- _SET EXERCISE_
Turn every line of the records into a Markdown table with two columns, "Row" for the row number and "Line" for the line itself. Skip blank lines, and keep the pictures out of your answer.

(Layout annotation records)
#####

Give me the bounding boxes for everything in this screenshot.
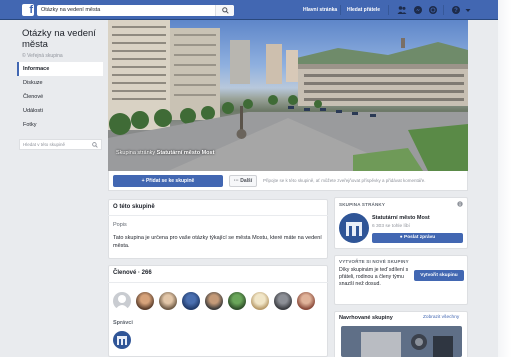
account-menu-caret-icon[interactable] <box>463 5 473 15</box>
home-link[interactable]: Hlavní stránka <box>303 7 337 13</box>
nav-item-informace[interactable]: Informace <box>17 62 103 76</box>
admins-label: Správci <box>113 320 133 326</box>
city-logo-icon <box>117 336 127 345</box>
create-group-heading: VYTVOŘTE SI NOVÉ SKUPINY <box>339 259 409 264</box>
members-card <box>108 265 328 357</box>
cover-caption[interactable]: Skupina stránky Statutární město Most <box>116 150 214 156</box>
globe-notifications-icon[interactable] <box>428 5 438 15</box>
member-avatar[interactable] <box>297 292 315 310</box>
city-logo-icon <box>346 222 362 236</box>
member-avatar[interactable] <box>182 292 200 310</box>
cover-photo[interactable] <box>108 20 468 171</box>
nav-item-udalosti[interactable]: Události <box>17 104 103 118</box>
search-icon <box>92 142 98 148</box>
see-all-link[interactable]: Zobrazit všechny <box>423 315 459 320</box>
nav-divider <box>340 5 341 15</box>
group-owner-heading: SKUPINA STRÁNKY <box>339 202 386 207</box>
default-avatar-icon <box>115 295 129 310</box>
svg-text:?: ? <box>454 8 458 14</box>
search-input[interactable]: Otázky na vedení města <box>37 5 234 16</box>
cover-caption-page-link[interactable]: Statutární město Most <box>157 150 215 156</box>
page-avatar[interactable] <box>339 213 369 243</box>
nav-item-diskuze[interactable]: Diskuze <box>17 76 103 90</box>
group-search-input[interactable]: Hledat v této skupině <box>19 139 102 150</box>
create-group-text: Díky skupinám je teď sdílení s přáteli, … <box>339 267 409 287</box>
nav-divider <box>443 5 444 15</box>
nav-item-fotky[interactable]: Fotky <box>17 118 103 132</box>
member-avatar[interactable] <box>251 292 269 310</box>
page-likes-count: 6 303 se tohle líbí <box>372 224 410 229</box>
search-icon <box>222 7 229 14</box>
description-label: Popis <box>113 222 127 228</box>
card-divider <box>108 282 328 283</box>
messenger-icon[interactable] <box>413 5 423 15</box>
group-nav: Informace Diskuze Členové Události Fotky <box>17 62 103 132</box>
suggested-group-cover[interactable] <box>341 326 462 357</box>
suggested-groups-heading: Navrhované skupiny <box>339 315 393 321</box>
member-avatar[interactable] <box>274 292 292 310</box>
group-title[interactable]: Otázky na vedení města <box>22 28 107 50</box>
send-message-label: Poslat zprávu <box>404 235 436 240</box>
friend-requests-icon[interactable] <box>397 5 407 15</box>
globe-icon: © <box>22 53 26 59</box>
nav-item-clenove[interactable]: Členové <box>17 90 103 104</box>
page-name-link[interactable]: Statutární město Most <box>372 215 430 221</box>
admin-avatar[interactable] <box>113 331 131 349</box>
nav-divider <box>388 5 389 15</box>
member-avatar[interactable] <box>228 292 246 310</box>
search-button[interactable] <box>215 5 234 16</box>
group-search-placeholder: Hledat v této skupině <box>23 142 66 147</box>
join-hint-text: Připojte se k této skupině, ať můžete zv… <box>263 178 426 183</box>
messenger-icon: ● <box>399 235 403 240</box>
about-heading: O této skupině <box>113 204 155 210</box>
cover-caption-prefix: Skupina stránky <box>116 150 156 156</box>
member-avatar[interactable] <box>205 292 223 310</box>
create-group-button[interactable]: Vytvořit skupinu <box>414 270 464 281</box>
join-group-button[interactable]: + Přidat se ke skupině <box>113 175 223 187</box>
facebook-logo-icon[interactable]: f <box>22 4 34 16</box>
more-options-button[interactable]: ··· Další <box>229 175 257 187</box>
browser-frame: f Otázky na vedení města Hlavní stránka … <box>0 0 520 357</box>
group-privacy-label: © Veřejná skupina <box>22 53 63 59</box>
send-message-button[interactable]: ● Poslat zprávu <box>372 233 463 243</box>
city-square-photo <box>108 20 468 171</box>
members-heading[interactable]: Členové · 266 <box>113 270 152 276</box>
find-friends-link[interactable]: Hledat přátele <box>347 7 380 13</box>
info-icon[interactable] <box>457 201 463 207</box>
card-divider <box>108 215 328 216</box>
member-avatar[interactable] <box>113 292 131 310</box>
member-avatar[interactable] <box>136 292 154 310</box>
help-icon[interactable]: ? <box>451 5 461 15</box>
privacy-text: Veřejná skupina <box>27 53 63 59</box>
member-avatar[interactable] <box>159 292 177 310</box>
suggested-group-photo <box>341 326 462 357</box>
description-text: Tato skupina je určena pro vaše otázky t… <box>113 235 322 249</box>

#####

- _WRITTEN REPLY_
| Row | Line |
|---|---|
| 1 | Give me the bounding boxes for everything in this screenshot. |
| 2 | account-menu-caret-icon[interactable] <box>463 5 473 15</box> |
| 3 | home-link[interactable]: Hlavní stránka <box>303 7 337 13</box> |
| 4 | nav-item-informace[interactable]: Informace <box>17 62 103 76</box> |
| 5 | admins-label: Správci <box>113 320 133 326</box> |
| 6 | city-logo-icon <box>117 336 127 345</box> |
| 7 | create-group-heading: VYTVOŘTE SI NOVÉ SKUPINY <box>339 259 409 264</box> |
| 8 | members-card <box>108 265 328 357</box> |
| 9 | cover-caption[interactable]: Skupina stránky Statutární město Most <box>116 150 214 156</box> |
| 10 | globe-notifications-icon[interactable] <box>428 5 438 15</box> |
| 11 | member-avatar[interactable] <box>297 292 315 310</box> |
| 12 | city-logo-icon <box>346 222 362 236</box> |
| 13 | member-avatar[interactable] <box>182 292 200 310</box> |
| 14 | cover-photo[interactable] <box>108 20 468 171</box> |
| 15 | nav-item-udalosti[interactable]: Události <box>17 104 103 118</box> |
| 16 | search-icon <box>92 142 98 148</box> |
| 17 | see-all-link[interactable]: Zobrazit všechny <box>423 315 459 320</box> |
| 18 | nav-divider <box>340 5 341 15</box> |
| 19 | group-owner-heading: SKUPINA STRÁNKY <box>339 202 386 207</box> |
| 20 | default-avatar-icon <box>115 295 129 310</box> |
| 21 | svg-text:?: ? <box>454 8 458 14</box> |
| 22 | search-input[interactable]: Otázky na vedení města <box>37 5 234 16</box> |
| 23 | cover-caption-page-link[interactable]: Statutární město Most <box>157 150 215 156</box> |
| 24 | page-avatar[interactable] <box>339 213 369 243</box> |
| 25 | nav-item-diskuze[interactable]: Diskuze <box>17 76 103 90</box> |
| 26 | group-search-input[interactable]: Hledat v této skupině <box>19 139 102 150</box> |
| 27 | create-group-text: Díky skupinám je teď sdílení s přáteli, … <box>339 267 409 287</box> |
| 28 | nav-divider <box>443 5 444 15</box> |
| 29 | nav-item-fotky[interactable]: Fotky <box>17 118 103 132</box> |
| 30 | member-avatar[interactable] <box>251 292 269 310</box> |
| 31 | page-likes-count: 6 303 se tohle líbí <box>372 224 410 229</box> |
| 32 | search-icon <box>222 7 229 14</box> |
| 33 | description-label: Popis <box>113 222 127 228</box> |
| 34 | card-divider <box>108 282 328 283</box> |
| 35 | messenger-icon[interactable] <box>413 5 423 15</box> |
| 36 | group-nav: Informace Diskuze Členové Události Fotky <box>17 62 103 132</box> |
| 37 | suggested-group-cover[interactable] <box>341 326 462 357</box> |
| 38 | suggested-groups-heading: Navrhované skupiny <box>339 315 393 321</box> |
| 39 | member-avatar[interactable] <box>274 292 292 310</box> |
| 40 | group-title[interactable]: Otázky na vedení města <box>22 28 107 50</box> |
| 41 | send-message-label: Poslat zprávu <box>404 235 436 240</box> |
| 42 | friend-requests-icon[interactable] <box>397 5 407 15</box> |
| 43 | globe-icon: © <box>22 53 26 59</box> |
| 44 | nav-item-clenove[interactable]: Členové <box>17 90 103 104</box> |
| 45 | page-name-link[interactable]: Statutární město Most <box>372 215 430 221</box> |
| 46 | admin-avatar[interactable] <box>113 331 131 349</box> |
| 47 | nav-divider <box>388 5 389 15</box> |
| 48 | member-avatar[interactable] <box>228 292 246 310</box> |
| 49 | search-button[interactable] <box>215 5 234 16</box> |
| 50 | group-search-placeholder: Hledat v této skupině <box>23 142 66 147</box> |
| 51 | join-hint-text: Připojte se k této skupině, ať můžete zv… <box>263 178 426 183</box> |
| 52 | messenger-icon: ● <box>399 235 403 240</box> |
| 53 | about-heading: O této skupině <box>113 204 155 210</box> |
| 54 | cover-caption-prefix: Skupina stránky <box>116 150 156 156</box> |
| 55 | member-avatar[interactable] <box>205 292 223 310</box> |
| 56 | create-group-button[interactable]: Vytvořit skupinu <box>414 270 464 281</box> |
| 57 | join-group-button[interactable]: + Přidat se ke skupině <box>113 175 223 187</box> |
| 58 | facebook-logo-icon[interactable]: f <box>22 4 34 16</box> |
| 59 | more-options-button[interactable]: ··· Další <box>229 175 257 187</box> |
| 60 | browser-frame: f Otázky na vedení města Hlavní stránka … <box>0 0 520 357</box> |
| 61 | group-privacy-label: © Veřejná skupina <box>22 53 63 59</box> |
| 62 | send-message-button[interactable]: ● Poslat zprávu <box>372 233 463 243</box> |
| 63 | city-square-photo <box>108 20 468 171</box> |
| 64 | members-heading[interactable]: Členové · 266 <box>113 270 152 276</box> |
| 65 | find-friends-link[interactable]: Hledat přátele <box>347 7 380 13</box> |
| 66 | info-icon[interactable] <box>457 201 463 207</box> |
| 67 | card-divider <box>108 215 328 216</box> |
| 68 | member-avatar[interactable] <box>113 292 131 310</box> |
| 69 | member-avatar[interactable] <box>136 292 154 310</box> |
| 70 | help-icon[interactable]: ? <box>451 5 461 15</box> |
| 71 | privacy-text: Veřejná skupina <box>27 53 63 59</box> |
| 72 | member-avatar[interactable] <box>159 292 177 310</box> |
| 73 | suggested-group-photo <box>341 326 462 357</box> |
| 74 | description-text: Tato skupina je určena pro vaše otázky t… <box>113 235 322 249</box> |